- **THE PROBLEM**
Check each line of the listing for the word "camera" and report how many lines contain it, giving nothing but the number.

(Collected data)
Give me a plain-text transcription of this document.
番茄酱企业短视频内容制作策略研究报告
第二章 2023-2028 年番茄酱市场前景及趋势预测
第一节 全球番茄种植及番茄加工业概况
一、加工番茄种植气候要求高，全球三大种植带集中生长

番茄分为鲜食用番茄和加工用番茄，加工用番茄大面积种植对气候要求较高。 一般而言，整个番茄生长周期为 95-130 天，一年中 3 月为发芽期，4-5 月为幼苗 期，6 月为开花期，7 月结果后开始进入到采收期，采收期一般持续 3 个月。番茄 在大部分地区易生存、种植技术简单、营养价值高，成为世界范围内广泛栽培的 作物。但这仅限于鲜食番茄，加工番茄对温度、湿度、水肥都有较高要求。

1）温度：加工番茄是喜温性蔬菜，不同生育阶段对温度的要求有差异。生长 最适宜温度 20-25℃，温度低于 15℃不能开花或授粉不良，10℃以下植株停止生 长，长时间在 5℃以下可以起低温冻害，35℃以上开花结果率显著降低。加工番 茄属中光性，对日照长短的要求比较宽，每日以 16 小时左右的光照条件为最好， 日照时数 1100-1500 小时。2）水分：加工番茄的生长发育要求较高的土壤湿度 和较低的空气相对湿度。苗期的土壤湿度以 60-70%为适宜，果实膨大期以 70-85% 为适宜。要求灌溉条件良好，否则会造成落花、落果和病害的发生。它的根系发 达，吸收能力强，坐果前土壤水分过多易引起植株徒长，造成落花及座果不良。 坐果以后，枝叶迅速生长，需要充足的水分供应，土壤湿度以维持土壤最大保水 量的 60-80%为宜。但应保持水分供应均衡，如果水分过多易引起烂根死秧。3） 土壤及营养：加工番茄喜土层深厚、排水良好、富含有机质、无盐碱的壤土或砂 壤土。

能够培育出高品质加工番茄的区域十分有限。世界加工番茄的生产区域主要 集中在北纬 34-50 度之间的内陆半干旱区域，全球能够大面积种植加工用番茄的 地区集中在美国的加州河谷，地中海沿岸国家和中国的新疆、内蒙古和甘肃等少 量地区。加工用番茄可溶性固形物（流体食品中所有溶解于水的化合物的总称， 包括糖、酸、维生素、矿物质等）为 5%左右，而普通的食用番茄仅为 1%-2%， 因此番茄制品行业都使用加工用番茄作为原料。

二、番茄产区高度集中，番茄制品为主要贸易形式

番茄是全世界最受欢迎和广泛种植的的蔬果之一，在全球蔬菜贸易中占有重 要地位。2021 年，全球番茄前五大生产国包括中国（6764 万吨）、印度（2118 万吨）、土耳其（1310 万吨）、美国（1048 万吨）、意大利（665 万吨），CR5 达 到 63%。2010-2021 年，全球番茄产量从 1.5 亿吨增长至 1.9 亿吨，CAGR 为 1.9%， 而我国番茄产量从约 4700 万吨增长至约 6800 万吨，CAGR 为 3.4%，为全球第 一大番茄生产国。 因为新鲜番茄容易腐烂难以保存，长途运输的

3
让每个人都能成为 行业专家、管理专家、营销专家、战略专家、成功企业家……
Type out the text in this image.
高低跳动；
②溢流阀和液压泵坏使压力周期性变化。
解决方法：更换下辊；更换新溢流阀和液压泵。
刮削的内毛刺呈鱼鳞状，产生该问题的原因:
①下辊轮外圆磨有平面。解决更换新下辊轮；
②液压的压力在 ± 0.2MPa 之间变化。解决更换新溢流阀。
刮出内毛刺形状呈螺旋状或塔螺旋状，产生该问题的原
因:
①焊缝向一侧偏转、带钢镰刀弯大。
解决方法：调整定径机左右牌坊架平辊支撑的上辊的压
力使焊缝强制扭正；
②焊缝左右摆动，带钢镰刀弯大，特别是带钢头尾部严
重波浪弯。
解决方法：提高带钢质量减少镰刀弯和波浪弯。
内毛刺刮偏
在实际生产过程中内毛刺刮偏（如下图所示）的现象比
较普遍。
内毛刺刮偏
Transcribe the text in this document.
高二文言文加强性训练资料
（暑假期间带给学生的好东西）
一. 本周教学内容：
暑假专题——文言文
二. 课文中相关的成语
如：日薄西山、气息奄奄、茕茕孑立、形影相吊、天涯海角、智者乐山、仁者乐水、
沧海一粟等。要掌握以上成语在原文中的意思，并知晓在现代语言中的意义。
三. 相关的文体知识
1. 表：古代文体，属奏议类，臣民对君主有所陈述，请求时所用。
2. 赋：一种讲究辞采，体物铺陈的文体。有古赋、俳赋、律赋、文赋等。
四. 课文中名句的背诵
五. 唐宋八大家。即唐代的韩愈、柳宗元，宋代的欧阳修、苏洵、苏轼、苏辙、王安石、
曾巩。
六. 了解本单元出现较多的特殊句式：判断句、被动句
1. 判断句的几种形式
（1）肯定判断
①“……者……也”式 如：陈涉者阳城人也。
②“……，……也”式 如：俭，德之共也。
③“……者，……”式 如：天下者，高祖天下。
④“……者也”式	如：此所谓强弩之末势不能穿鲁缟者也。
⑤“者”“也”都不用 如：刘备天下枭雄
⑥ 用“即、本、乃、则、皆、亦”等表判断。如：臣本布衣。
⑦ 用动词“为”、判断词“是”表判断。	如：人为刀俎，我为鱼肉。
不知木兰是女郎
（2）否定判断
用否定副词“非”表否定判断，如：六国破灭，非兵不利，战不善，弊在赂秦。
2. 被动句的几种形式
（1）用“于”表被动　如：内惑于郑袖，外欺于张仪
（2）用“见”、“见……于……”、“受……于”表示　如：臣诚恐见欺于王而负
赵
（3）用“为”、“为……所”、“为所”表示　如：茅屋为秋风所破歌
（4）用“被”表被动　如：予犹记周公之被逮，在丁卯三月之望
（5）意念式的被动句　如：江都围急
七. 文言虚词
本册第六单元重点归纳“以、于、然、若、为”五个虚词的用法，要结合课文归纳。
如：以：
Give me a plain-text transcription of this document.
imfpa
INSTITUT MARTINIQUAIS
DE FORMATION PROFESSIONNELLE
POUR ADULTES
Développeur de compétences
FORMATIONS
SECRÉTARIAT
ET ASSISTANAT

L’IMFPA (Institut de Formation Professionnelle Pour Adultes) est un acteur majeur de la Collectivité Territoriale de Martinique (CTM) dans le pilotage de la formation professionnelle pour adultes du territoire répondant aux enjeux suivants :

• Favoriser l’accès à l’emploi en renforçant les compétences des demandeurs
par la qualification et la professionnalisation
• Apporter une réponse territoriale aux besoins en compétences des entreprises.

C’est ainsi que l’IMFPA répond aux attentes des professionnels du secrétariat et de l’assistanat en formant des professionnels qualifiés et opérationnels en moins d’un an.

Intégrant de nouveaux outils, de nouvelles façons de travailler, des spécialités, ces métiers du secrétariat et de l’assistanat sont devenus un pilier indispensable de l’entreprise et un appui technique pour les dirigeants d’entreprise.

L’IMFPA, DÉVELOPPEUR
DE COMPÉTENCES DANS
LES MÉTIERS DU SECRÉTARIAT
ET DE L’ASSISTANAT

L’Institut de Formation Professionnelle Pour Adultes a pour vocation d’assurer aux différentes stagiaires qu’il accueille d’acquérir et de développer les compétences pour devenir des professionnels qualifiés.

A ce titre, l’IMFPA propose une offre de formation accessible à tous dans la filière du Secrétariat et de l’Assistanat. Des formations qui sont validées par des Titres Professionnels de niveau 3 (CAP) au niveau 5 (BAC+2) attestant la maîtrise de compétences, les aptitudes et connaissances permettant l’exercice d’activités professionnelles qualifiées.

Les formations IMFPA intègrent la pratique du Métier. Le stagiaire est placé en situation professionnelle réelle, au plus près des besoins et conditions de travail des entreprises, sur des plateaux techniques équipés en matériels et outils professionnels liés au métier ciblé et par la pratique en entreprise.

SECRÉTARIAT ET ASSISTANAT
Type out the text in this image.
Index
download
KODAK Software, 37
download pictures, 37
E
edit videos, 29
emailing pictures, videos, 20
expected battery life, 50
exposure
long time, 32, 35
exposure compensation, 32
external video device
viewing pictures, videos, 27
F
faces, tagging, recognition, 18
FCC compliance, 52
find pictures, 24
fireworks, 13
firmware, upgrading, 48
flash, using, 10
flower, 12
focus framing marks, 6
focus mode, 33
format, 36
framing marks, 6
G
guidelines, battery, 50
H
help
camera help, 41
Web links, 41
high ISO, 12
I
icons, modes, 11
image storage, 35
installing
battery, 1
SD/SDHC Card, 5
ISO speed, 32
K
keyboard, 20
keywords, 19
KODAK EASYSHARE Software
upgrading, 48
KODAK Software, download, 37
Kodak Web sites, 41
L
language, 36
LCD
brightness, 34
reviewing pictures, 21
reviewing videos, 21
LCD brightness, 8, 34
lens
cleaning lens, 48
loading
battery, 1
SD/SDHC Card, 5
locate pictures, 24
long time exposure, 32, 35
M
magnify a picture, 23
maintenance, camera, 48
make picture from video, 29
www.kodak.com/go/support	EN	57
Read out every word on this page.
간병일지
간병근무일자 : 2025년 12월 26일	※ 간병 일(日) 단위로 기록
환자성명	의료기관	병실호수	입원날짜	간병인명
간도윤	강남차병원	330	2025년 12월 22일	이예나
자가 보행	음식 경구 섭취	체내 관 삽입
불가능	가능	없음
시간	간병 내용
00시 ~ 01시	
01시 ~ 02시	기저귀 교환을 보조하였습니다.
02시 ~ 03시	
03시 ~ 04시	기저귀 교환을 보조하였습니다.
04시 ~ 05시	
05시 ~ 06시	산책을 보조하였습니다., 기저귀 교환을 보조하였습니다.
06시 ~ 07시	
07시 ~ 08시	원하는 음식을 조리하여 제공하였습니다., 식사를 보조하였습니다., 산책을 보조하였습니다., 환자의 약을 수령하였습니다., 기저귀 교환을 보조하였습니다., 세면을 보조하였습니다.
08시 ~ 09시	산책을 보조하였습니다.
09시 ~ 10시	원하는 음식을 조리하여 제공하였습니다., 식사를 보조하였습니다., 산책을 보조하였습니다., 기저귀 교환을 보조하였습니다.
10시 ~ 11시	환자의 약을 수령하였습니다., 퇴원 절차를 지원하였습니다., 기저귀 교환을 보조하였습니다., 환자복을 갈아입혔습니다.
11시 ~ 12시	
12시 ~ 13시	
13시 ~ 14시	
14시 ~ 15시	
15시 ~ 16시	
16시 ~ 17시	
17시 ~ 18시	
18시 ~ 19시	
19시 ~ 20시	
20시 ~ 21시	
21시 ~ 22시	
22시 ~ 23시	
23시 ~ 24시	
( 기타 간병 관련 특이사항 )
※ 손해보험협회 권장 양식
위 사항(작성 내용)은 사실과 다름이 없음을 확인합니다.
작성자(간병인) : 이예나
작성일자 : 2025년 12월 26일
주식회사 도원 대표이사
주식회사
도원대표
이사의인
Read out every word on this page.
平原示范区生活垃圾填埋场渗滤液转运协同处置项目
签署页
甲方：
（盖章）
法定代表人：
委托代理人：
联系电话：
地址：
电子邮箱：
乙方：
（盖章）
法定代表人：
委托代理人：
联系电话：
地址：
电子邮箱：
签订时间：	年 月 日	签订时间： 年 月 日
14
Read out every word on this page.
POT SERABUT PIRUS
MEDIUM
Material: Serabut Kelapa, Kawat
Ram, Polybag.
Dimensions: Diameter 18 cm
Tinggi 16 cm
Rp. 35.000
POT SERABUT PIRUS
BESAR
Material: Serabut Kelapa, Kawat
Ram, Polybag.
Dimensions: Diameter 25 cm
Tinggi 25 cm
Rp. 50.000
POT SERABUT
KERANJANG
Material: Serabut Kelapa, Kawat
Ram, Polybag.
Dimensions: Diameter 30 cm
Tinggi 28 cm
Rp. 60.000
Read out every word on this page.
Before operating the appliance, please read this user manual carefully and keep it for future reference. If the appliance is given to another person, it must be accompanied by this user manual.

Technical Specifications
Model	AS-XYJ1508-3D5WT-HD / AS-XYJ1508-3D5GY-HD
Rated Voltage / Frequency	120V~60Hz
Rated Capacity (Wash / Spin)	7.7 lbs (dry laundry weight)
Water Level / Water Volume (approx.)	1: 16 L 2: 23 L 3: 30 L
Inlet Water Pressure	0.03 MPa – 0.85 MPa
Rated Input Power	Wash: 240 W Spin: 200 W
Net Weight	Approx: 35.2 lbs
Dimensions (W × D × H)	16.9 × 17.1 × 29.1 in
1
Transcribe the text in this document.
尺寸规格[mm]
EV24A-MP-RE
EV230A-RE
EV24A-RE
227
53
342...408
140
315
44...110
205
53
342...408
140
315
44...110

- **ANSWER TO THIS PROBLEM**
2